§ Given exercise
Copy out the data below verbatim.

(Dataset records)

──────

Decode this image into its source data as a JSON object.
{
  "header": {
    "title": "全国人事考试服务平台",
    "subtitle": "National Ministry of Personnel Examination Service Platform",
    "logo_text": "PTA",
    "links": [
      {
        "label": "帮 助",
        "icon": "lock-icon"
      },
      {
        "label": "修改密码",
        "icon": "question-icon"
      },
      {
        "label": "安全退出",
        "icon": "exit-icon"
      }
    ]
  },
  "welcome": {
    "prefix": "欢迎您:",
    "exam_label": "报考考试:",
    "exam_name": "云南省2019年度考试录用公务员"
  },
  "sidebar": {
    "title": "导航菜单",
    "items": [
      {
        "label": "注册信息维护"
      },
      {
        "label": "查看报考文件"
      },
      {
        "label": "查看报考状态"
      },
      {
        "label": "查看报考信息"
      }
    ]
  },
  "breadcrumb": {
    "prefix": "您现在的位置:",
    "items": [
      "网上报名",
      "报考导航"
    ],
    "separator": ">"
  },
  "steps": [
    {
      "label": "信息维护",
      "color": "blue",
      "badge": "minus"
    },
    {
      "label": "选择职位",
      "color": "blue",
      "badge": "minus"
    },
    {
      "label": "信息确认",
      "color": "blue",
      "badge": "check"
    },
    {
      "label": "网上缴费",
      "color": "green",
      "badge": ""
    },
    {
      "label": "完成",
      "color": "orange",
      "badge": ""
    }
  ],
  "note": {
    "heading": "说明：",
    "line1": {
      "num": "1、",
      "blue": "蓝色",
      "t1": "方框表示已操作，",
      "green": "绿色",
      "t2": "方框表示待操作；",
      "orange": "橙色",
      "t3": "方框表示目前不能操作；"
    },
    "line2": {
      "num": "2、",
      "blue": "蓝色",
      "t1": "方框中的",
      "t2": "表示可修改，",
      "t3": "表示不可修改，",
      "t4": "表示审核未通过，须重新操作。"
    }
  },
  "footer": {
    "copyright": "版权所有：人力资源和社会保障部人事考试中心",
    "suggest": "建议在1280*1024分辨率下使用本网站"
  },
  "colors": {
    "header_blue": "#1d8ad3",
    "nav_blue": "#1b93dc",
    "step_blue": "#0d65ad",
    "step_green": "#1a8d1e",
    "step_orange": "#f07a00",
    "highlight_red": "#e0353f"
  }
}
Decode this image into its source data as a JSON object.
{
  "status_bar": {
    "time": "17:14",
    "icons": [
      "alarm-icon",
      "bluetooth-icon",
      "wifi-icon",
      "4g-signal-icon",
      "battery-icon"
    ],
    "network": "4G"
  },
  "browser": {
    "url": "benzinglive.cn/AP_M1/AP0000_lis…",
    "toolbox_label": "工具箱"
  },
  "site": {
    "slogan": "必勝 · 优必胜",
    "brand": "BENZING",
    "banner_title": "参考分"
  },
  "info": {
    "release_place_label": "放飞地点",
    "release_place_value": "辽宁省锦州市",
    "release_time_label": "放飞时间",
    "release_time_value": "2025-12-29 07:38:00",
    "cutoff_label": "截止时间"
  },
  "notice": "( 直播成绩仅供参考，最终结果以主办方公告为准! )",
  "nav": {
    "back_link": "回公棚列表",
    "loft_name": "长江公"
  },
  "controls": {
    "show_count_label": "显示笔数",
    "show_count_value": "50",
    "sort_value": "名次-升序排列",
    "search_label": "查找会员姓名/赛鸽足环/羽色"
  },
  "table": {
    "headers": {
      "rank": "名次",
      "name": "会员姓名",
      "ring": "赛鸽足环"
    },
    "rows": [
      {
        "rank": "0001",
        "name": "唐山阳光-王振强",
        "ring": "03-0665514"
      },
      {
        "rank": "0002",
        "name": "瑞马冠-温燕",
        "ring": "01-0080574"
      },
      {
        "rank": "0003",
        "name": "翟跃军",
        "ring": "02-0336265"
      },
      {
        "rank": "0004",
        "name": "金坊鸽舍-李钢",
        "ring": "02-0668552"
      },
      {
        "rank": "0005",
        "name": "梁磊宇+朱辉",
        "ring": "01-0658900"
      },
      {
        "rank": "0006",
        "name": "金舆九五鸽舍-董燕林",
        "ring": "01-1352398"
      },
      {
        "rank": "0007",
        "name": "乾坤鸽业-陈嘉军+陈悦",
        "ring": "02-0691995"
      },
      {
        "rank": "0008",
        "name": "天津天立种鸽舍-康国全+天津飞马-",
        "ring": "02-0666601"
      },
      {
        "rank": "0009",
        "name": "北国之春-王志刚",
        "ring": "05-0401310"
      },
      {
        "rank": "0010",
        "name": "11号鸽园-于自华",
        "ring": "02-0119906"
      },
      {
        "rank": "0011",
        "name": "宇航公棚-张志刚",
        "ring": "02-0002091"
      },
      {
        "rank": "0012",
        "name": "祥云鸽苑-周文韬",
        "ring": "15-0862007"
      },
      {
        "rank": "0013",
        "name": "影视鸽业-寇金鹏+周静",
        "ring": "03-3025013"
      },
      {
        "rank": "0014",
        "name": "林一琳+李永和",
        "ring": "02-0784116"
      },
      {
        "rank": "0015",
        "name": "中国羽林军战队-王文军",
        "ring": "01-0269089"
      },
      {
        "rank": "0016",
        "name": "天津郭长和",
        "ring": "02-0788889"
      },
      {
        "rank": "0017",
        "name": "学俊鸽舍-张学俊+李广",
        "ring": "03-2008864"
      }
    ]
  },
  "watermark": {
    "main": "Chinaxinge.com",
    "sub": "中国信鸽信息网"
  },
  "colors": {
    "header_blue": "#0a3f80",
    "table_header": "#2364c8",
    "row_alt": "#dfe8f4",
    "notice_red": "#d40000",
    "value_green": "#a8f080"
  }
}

──────

§ Exercise solution
Decode this image into its source data as a JSON object.
{
  "header": {
    "title": "全国人事考试服务平台",
    "subtitle": "National Ministry of Personnel Examination Service Platform",
    "logo_text": "PTA",
    "links": [
      {
        "label": "帮 助",
        "icon": "lock-icon"
      },
      {
        "label": "修改密码",
        "icon": "question-icon"
      },
      {
        "label": "安全退出",
        "icon": "exit-icon"
      }
    ]
  },
  "welcome": {
    "prefix": "欢迎您:",
    "exam_label": "报考考试:",
    "exam_name": "云南省2019年度考试录用公务员"
  },
  "sidebar": {
    "title": "导航菜单",
    "items": [
      {
        "label": "注册信息维护"
      },
      {
        "label": "查看报考文件"
      },
      {
        "label": "查看报考状态"
      },
      {
        "label": "查看报考信息"
      }
    ]
  },
  "breadcrumb": {
    "prefix": "您现在的位置:",
    "items": [
      "网上报名",
      "报考导航"
    ],
    "separator": ">"
  },
  "steps": [
    {
      "label": "信息维护",
      "color": "blue",
      "badge": "minus"
    },
    {
      "label": "选择职位",
      "color": "blue",
      "badge": "minus"
    },
    {
      "label": "信息确认",
      "color": "blue",
      "badge": "check"
    },
    {
      "label": "网上缴费",
      "color": "green",
      "badge": ""
    },
    {
      "label": "完成",
      "color": "orange",
      "badge": ""
    }
  ],
  "note": {
    "heading": "说明：",
    "line1": {
      "num": "1、",
      "blue": "蓝色",
      "t1": "方框表示已操作，",
      "green": "绿色",
      "t2": "方框表示待操作；",
      "orange": "橙色",
      "t3": "方框表示目前不能操作；"
    },
    "line2": {
      "num": "2、",
      "blue": "蓝色",
      "t1": "方框中的",
      "t2": "表示可修改，",
      "t3": "表示不可修改，",
      "t4": "表示审核未通过，须重新操作。"
    }
  },
  "footer": {
    "copyright": "版权所有：人力资源和社会保障部人事考试中心",
    "suggest": "建议在1280*1024分辨率下使用本网站"
  },
  "colors": {
    "header_blue": "#1d8ad3",
    "nav_blue": "#1b93dc",
    "step_blue": "#0d65ad",
    "step_green": "#1a8d1e",
    "step_orange": "#f07a00",
    "highlight_red": "#e0353f"
  }
}
Decode this image into its source data as a JSON object.
{
  "status_bar": {
    "time": "17:14",
    "icons": [
      "alarm-icon",
      "bluetooth-icon",
      "wifi-icon",
      "4g-signal-icon",
      "battery-icon"
    ],
    "network": "4G"
  },
  "browser": {
    "url": "benzinglive.cn/AP_M1/AP0000_lis…",
    "toolbox_label": "工具箱"
  },
  "site": {
    "slogan": "必勝 · 优必胜",
    "brand": "BENZING",
    "banner_title": "参考分"
  },
  "info": {
    "release_place_label": "放飞地点",
    "release_place_value": "辽宁省锦州市",
    "release_time_label": "放飞时间",
    "release_time_value": "2025-12-29 07:38:00",
    "cutoff_label": "截止时间"
  },
  "notice": "( 直播成绩仅供参考，最终结果以主办方公告为准! )",
  "nav": {
    "back_link": "回公棚列表",
    "loft_name": "长江公"
  },
  "controls": {
    "show_count_label": "显示笔数",
    "show_count_value": "50",
    "sort_value": "名次-升序排列",
    "search_label": "查找会员姓名/赛鸽足环/羽色"
  },
  "table": {
    "headers": {
      "rank": "名次",
      "name": "会员姓名",
      "ring": "赛鸽足环"
    },
    "rows": [
      {
        "rank": "0001",
        "name": "唐山阳光-王振强",
        "ring": "03-0665514"
      },
      {
        "rank": "0002",
        "name": "瑞马冠-温燕",
        "ring": "01-0080574"
      },
      {
        "rank": "0003",
        "name": "翟跃军",
        "ring": "02-0336265"
      },
      {
        "rank": "0004",
        "name": "金坊鸽舍-李钢",
        "ring": "02-0668552"
      },
      {
        "rank": "0005",
        "name": "梁磊宇+朱辉",
        "ring": "01-0658900"
      },
      {
        "rank": "0006",
        "name": "金舆九五鸽舍-董燕林",
        "ring": "01-1352398"
      },
      {
        "rank": "0007",
        "name": "乾坤鸽业-陈嘉军+陈悦",
        "ring": "02-0691995"
      },
      {
        "rank": "0008",
        "name": "天津天立种鸽舍-康国全+天津飞马-",
        "ring": "02-0666601"
      },
      {
        "rank": "0009",
        "name": "北国之春-王志刚",
        "ring": "05-0401310"
      },
      {
        "rank": "0010",
        "name": "11号鸽园-于自华",
        "ring": "02-0119906"
      },
      {
        "rank": "0011",
        "name": "宇航公棚-张志刚",
        "ring": "02-0002091"
      },
      {
        "rank": "0012",
        "name": "祥云鸽苑-周文韬",
        "ring": "15-0862007"
      },
      {
        "rank": "0013",
        "name": "影视鸽业-寇金鹏+周静",
        "ring": "03-3025013"
      },
      {
        "rank": "0014",
        "name": "林一琳+李永和",
        "ring": "02-0784116"
      },
      {
        "rank": "0015",
        "name": "中国羽林军战队-王文军",
        "ring": "01-0269089"
      },
      {
        "rank": "0016",
        "name": "天津郭长和",
        "ring": "02-0788889"
      },
      {
        "rank": "0017",
        "name": "学俊鸽舍-张学俊+李广",
        "ring": "03-2008864"
      }
    ]
  },
  "watermark": {
    "main": "Chinaxinge.com",
    "sub": "中国信鸽信息网"
  },
  "colors": {
    "header_blue": "#0a3f80",
    "table_header": "#2364c8",
    "row_alt": "#dfe8f4",
    "notice_red": "#d40000",
    "value_green": "#a8f080"
  }
}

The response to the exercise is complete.